── Dataset excerpts

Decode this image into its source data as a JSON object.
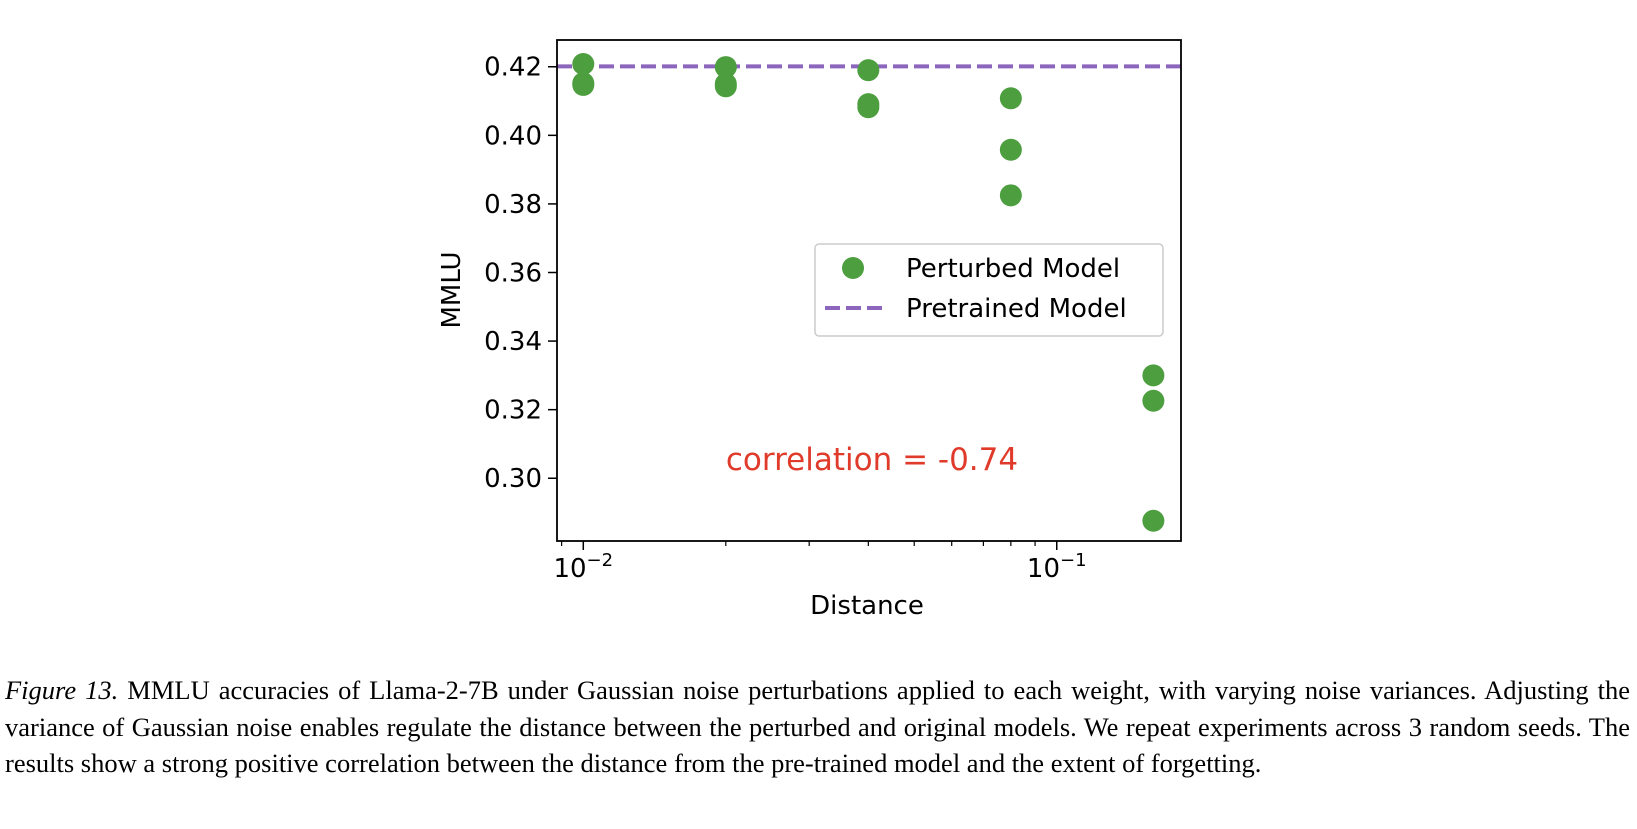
{
  "chart_data": {
    "type": "scatter",
    "xlabel": "Distance",
    "ylabel": "MMLU",
    "xscale": "log",
    "xlim": [
      0.0088,
      0.183
    ],
    "ylim": [
      0.2817,
      0.4278
    ],
    "yticks": [
      0.3,
      0.32,
      0.34,
      0.36,
      0.38,
      0.4,
      0.42
    ],
    "ytick_labels": [
      "0.30",
      "0.32",
      "0.34",
      "0.36",
      "0.38",
      "0.40",
      "0.42"
    ],
    "xticks_major": [
      {
        "base": "10",
        "exp": "−2",
        "value": 0.01
      },
      {
        "base": "10",
        "exp": "−1",
        "value": 0.1
      }
    ],
    "grid": false,
    "legend": "center-right",
    "series": [
      {
        "name": "Perturbed Model",
        "kind": "scatter",
        "color": "#4c9e3e",
        "points": [
          {
            "x": 0.01,
            "y": 0.4208
          },
          {
            "x": 0.01,
            "y": 0.4147
          },
          {
            "x": 0.01,
            "y": 0.4152
          },
          {
            "x": 0.02,
            "y": 0.4199
          },
          {
            "x": 0.02,
            "y": 0.4143
          },
          {
            "x": 0.02,
            "y": 0.415
          },
          {
            "x": 0.04,
            "y": 0.419
          },
          {
            "x": 0.04,
            "y": 0.4082
          },
          {
            "x": 0.04,
            "y": 0.4091
          },
          {
            "x": 0.08,
            "y": 0.4108
          },
          {
            "x": 0.08,
            "y": 0.3958
          },
          {
            "x": 0.08,
            "y": 0.3825
          },
          {
            "x": 0.16,
            "y": 0.33
          },
          {
            "x": 0.16,
            "y": 0.3226
          },
          {
            "x": 0.16,
            "y": 0.2876
          }
        ]
      },
      {
        "name": "Pretrained Model",
        "kind": "hline",
        "color": "#8c66bc",
        "y": 0.4201
      }
    ],
    "annotation": {
      "text": "correlation = -0.74",
      "color": "#e03a2a"
    }
  },
  "caption": {
    "label": "Figure 13.",
    "text": " MMLU accuracies of Llama-2-7B under Gaussian noise perturbations applied to each weight, with varying noise variances. Adjusting the variance of Gaussian noise enables regulate the distance between the perturbed and original models. We repeat experiments across 3 random seeds. The results show a strong positive correlation between the distance from the pre-trained model and the extent of forgetting."
  }
}
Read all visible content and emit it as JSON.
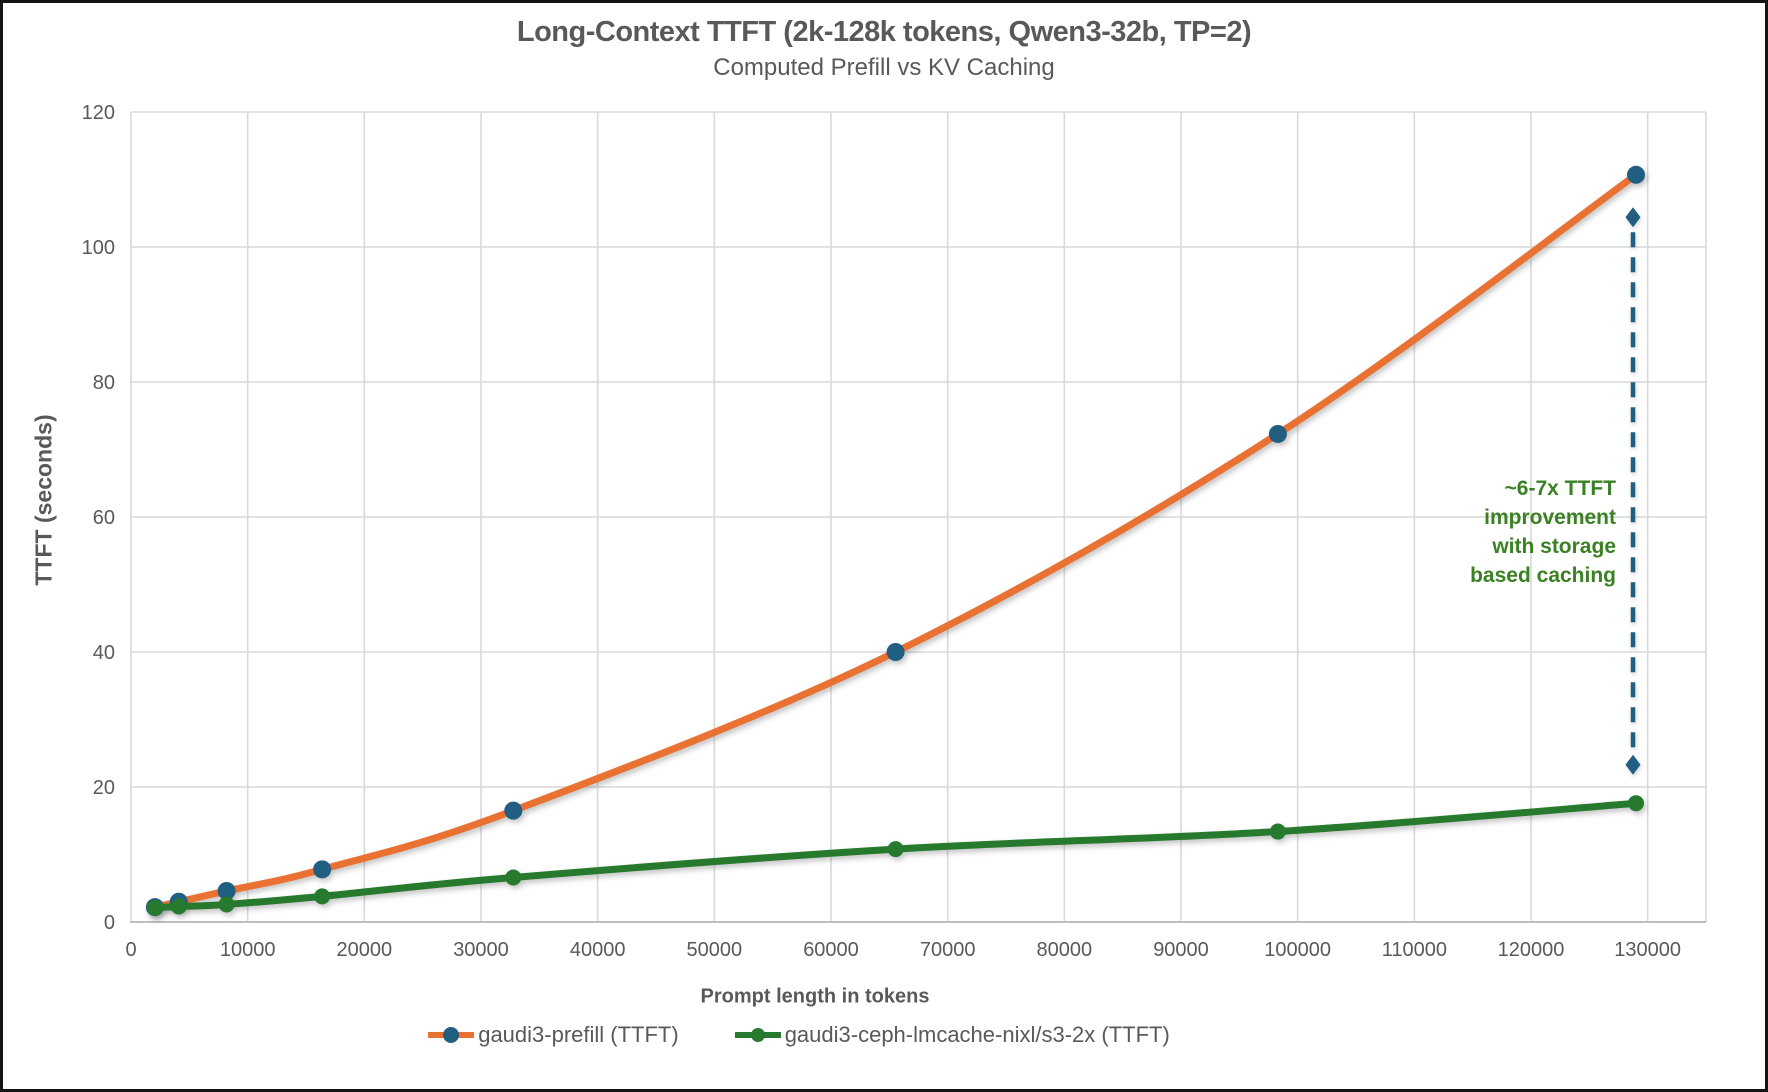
{
  "page": {
    "title": "Long-Context TTFT (2k-128k tokens, Qwen3-32b, TP=2)",
    "subtitle": "Computed Prefill vs KV Caching"
  },
  "chart_data": {
    "type": "line",
    "title": "Long-Context TTFT (2k-128k tokens, Qwen3-32b, TP=2)",
    "subtitle": "Computed Prefill vs KV Caching",
    "xlabel": "Prompt length in tokens",
    "ylabel": "TTFT (seconds)",
    "xlim": [
      0,
      135000
    ],
    "ylim": [
      0,
      120
    ],
    "x_ticks": [
      0,
      10000,
      20000,
      30000,
      40000,
      50000,
      60000,
      70000,
      80000,
      90000,
      100000,
      110000,
      120000,
      130000
    ],
    "y_ticks": [
      0,
      20,
      40,
      60,
      80,
      100,
      120
    ],
    "grid": true,
    "legend_position": "bottom",
    "x": [
      2048,
      4096,
      8192,
      16384,
      32768,
      65536,
      98304,
      129000
    ],
    "series": [
      {
        "name": "gaudi3-prefill (TTFT)",
        "color": "#E97132",
        "marker_color": "#215F82",
        "line_width": 7,
        "marker_radius": 9,
        "values": [
          2.2,
          3.0,
          4.6,
          7.8,
          16.5,
          40.0,
          72.3,
          110.7
        ]
      },
      {
        "name": "gaudi3-ceph-lmcache-nixl/s3-2x (TTFT)",
        "color": "#27792E",
        "marker_color": "#27792E",
        "line_width": 7,
        "marker_radius": 8,
        "values": [
          2.1,
          2.3,
          2.6,
          3.8,
          6.6,
          10.8,
          13.4,
          17.6
        ]
      }
    ],
    "annotation": {
      "lines": [
        "~6-7x TTFT",
        "improvement",
        "with storage",
        "based caching"
      ],
      "color": "#3A8123"
    },
    "arrow": {
      "x": 129000,
      "y_top": 104.4,
      "y_bottom": 23.3,
      "color": "#215F82"
    }
  },
  "colors": {
    "accent_orange": "#E97132",
    "accent_blue": "#215F82",
    "accent_green": "#27792E",
    "annotation_green": "#3A8123",
    "gridline": "#D9D9D9",
    "axis_text": "#595959",
    "frame_border": "#141414"
  }
}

────

**Short problem**
Exclude all pictures and reproduce verbatim the lines running from the line that contains "Read all visible content and emit it as JSON." to the end of the data above, both ends included.

**Expected output**
Read all visible content and emit it as JSON.
{
  "page": {
    "title": "Long-Context TTFT (2k-128k tokens, Qwen3-32b, TP=2)",
    "subtitle": "Computed Prefill vs KV Caching"
  },
  "chart_data": {
    "type": "line",
    "title": "Long-Context TTFT (2k-128k tokens, Qwen3-32b, TP=2)",
    "subtitle": "Computed Prefill vs KV Caching",
    "xlabel": "Prompt length in tokens",
    "ylabel": "TTFT (seconds)",
    "xlim": [
      0,
      135000
    ],
    "ylim": [
      0,
      120
    ],
    "x_ticks": [
      0,
      10000,
      20000,
      30000,
      40000,
      50000,
      60000,
      70000,
      80000,
      90000,
      100000,
      110000,
      120000,
      130000
    ],
    "y_ticks": [
      0,
      20,
      40,
      60,
      80,
      100,
      120
    ],
    "grid": true,
    "legend_position": "bottom",
    "x": [
      2048,
      4096,
      8192,
      16384,
      32768,
      65536,
      98304,
      129000
    ],
    "series": [
      {
        "name": "gaudi3-prefill (TTFT)",
        "color": "#E97132",
        "marker_color": "#215F82",
        "line_width": 7,
        "marker_radius": 9,
        "values": [
          2.2,
          3.0,
          4.6,
          7.8,
          16.5,
          40.0,
          72.3,
          110.7
        ]
      },
      {
        "name": "gaudi3-ceph-lmcache-nixl/s3-2x (TTFT)",
        "color": "#27792E",
        "marker_color": "#27792E",
        "line_width": 7,
        "marker_radius": 8,
        "values": [
          2.1,
          2.3,
          2.6,
          3.8,
          6.6,
          10.8,
          13.4,
          17.6
        ]
      }
    ],
    "annotation": {
      "lines": [
        "~6-7x TTFT",
        "improvement",
        "with storage",
        "based caching"
      ],
      "color": "#3A8123"
    },
    "arrow": {
      "x": 129000,
      "y_top": 104.4,
      "y_bottom": 23.3,
      "color": "#215F82"
    }
  },
  "colors": {
    "accent_orange": "#E97132",
    "accent_blue": "#215F82",
    "accent_green": "#27792E",
    "annotation_green": "#3A8123",
    "gridline": "#D9D9D9",
    "axis_text": "#595959",
    "frame_border": "#141414"
  }
}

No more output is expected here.